• [Job]
Pull out the lines from the one containing "menu-item[interactable]: Inspect Ctrl+Shift+I" through the one containing "star-icon[interactable] <box>1177 43", both included, and reproduce them word for word.

Data records:
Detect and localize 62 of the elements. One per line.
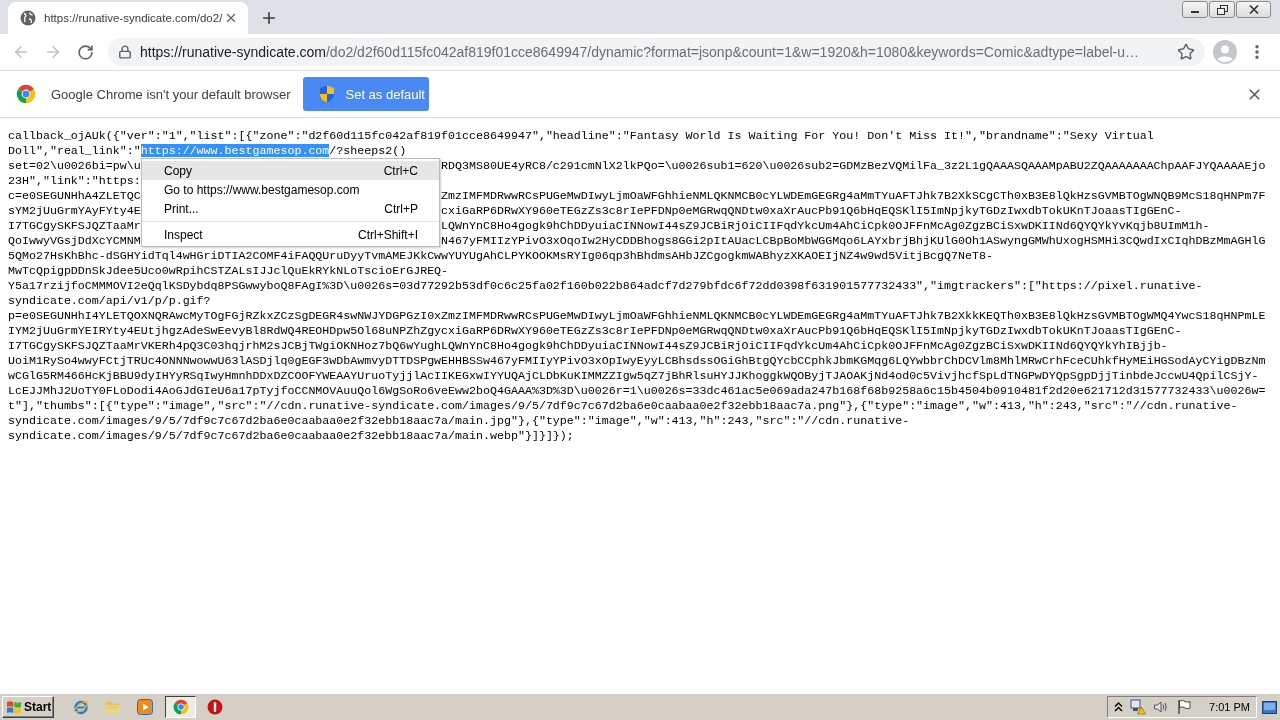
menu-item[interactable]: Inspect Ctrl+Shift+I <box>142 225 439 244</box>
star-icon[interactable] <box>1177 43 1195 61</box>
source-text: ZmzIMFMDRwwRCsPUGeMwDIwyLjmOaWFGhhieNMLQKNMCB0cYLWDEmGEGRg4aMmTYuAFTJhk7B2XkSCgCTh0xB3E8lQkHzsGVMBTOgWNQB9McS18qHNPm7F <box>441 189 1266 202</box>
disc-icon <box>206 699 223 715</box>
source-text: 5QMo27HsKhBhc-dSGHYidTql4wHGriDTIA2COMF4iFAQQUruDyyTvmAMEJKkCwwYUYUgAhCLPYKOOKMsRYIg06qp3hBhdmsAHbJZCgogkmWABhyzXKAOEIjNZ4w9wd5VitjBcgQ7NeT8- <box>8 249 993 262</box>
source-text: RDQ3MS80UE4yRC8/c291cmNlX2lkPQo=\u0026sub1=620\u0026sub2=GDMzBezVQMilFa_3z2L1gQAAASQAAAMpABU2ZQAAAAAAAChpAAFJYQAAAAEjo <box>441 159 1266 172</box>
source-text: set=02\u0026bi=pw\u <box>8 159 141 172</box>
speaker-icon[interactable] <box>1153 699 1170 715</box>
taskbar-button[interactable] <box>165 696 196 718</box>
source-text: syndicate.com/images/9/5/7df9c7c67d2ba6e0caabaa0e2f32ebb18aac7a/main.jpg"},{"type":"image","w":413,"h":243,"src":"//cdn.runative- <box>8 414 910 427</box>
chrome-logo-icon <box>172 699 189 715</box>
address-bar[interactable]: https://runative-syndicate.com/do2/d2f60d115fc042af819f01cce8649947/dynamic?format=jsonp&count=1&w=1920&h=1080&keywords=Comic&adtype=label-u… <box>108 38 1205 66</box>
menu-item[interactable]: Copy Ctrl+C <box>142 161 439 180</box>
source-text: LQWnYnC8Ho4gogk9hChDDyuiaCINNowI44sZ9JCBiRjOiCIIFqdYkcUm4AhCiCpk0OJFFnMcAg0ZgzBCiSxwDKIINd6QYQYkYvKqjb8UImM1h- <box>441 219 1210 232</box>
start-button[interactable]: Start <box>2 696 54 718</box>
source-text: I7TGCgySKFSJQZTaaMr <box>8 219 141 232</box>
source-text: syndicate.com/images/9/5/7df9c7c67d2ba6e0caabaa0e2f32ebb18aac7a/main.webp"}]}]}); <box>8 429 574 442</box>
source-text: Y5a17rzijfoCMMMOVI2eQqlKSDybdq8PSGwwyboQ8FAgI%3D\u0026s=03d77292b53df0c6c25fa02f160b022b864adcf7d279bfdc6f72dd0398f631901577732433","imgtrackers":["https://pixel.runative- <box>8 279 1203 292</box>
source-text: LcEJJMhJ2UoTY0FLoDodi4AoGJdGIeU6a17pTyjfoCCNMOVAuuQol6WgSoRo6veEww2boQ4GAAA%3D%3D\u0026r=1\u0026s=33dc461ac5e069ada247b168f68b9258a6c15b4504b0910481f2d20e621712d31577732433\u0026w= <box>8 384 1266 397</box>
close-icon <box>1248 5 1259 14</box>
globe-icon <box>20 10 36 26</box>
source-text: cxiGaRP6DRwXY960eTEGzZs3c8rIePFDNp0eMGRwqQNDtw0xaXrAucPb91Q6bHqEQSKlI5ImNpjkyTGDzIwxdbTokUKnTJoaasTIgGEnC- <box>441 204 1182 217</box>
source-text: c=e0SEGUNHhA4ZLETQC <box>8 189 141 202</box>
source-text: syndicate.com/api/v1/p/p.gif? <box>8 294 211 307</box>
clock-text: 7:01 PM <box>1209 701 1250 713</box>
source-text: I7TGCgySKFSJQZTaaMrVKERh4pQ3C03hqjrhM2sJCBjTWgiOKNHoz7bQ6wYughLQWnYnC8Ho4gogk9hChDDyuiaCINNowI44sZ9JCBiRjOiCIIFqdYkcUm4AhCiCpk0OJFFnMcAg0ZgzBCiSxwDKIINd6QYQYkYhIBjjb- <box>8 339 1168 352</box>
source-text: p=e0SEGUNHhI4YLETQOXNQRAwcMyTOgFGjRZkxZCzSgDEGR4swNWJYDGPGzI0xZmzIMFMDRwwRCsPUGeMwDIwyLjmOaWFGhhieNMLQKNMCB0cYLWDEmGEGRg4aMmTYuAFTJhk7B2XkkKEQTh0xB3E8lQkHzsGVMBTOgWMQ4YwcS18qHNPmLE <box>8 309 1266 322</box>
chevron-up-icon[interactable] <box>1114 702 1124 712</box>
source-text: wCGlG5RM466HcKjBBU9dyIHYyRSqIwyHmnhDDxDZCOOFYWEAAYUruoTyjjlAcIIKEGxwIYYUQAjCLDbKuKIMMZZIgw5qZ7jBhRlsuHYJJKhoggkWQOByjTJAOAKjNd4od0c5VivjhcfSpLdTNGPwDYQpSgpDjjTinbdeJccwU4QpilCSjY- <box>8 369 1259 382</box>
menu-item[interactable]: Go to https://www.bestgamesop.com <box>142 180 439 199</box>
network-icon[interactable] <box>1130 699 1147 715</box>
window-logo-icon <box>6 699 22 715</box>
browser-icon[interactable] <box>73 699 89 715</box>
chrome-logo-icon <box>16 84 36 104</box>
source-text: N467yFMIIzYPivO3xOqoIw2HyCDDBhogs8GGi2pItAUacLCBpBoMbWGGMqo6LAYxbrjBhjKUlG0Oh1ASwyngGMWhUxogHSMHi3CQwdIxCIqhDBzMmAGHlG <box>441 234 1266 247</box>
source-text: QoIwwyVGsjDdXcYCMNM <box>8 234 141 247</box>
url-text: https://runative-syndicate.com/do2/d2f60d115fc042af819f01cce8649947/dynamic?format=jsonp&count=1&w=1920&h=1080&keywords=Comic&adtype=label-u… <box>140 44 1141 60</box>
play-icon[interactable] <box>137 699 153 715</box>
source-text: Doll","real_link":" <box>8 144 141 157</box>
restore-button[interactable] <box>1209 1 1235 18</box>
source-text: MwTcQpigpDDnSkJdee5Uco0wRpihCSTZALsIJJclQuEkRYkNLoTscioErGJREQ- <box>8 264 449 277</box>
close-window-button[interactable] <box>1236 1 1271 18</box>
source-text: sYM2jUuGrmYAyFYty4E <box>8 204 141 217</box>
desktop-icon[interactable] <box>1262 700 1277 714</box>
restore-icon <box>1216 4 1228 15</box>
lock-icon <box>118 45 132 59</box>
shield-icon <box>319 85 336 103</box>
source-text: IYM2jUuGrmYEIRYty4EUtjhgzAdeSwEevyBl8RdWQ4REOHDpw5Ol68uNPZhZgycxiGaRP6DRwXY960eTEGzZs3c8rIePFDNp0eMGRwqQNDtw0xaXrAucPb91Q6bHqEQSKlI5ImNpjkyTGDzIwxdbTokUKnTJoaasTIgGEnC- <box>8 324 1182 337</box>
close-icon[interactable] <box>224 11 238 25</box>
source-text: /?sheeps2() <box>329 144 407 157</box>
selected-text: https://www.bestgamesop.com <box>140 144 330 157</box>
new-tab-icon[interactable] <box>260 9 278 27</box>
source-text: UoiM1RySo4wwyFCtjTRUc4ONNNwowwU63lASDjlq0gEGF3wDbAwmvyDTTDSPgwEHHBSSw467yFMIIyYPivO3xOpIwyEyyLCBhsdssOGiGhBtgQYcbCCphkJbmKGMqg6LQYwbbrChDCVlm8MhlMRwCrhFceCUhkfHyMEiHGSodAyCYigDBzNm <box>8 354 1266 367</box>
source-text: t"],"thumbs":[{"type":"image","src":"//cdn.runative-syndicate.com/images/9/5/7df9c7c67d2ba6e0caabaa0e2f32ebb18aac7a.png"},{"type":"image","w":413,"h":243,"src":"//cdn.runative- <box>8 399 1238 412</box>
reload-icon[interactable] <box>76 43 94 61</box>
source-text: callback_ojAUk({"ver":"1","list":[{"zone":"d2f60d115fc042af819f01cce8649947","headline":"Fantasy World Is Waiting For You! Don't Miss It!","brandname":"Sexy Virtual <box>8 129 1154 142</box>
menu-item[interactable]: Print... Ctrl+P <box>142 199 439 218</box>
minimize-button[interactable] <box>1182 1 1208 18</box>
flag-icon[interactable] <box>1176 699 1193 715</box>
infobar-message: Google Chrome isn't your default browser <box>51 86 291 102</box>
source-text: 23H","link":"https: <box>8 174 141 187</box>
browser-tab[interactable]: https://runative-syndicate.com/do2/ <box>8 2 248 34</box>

• [Correct result]
menu-item[interactable]: Inspect Ctrl+Shift+I <box>142 225 439 244</box>
star-icon[interactable] <box>1177 43 1195 61</box>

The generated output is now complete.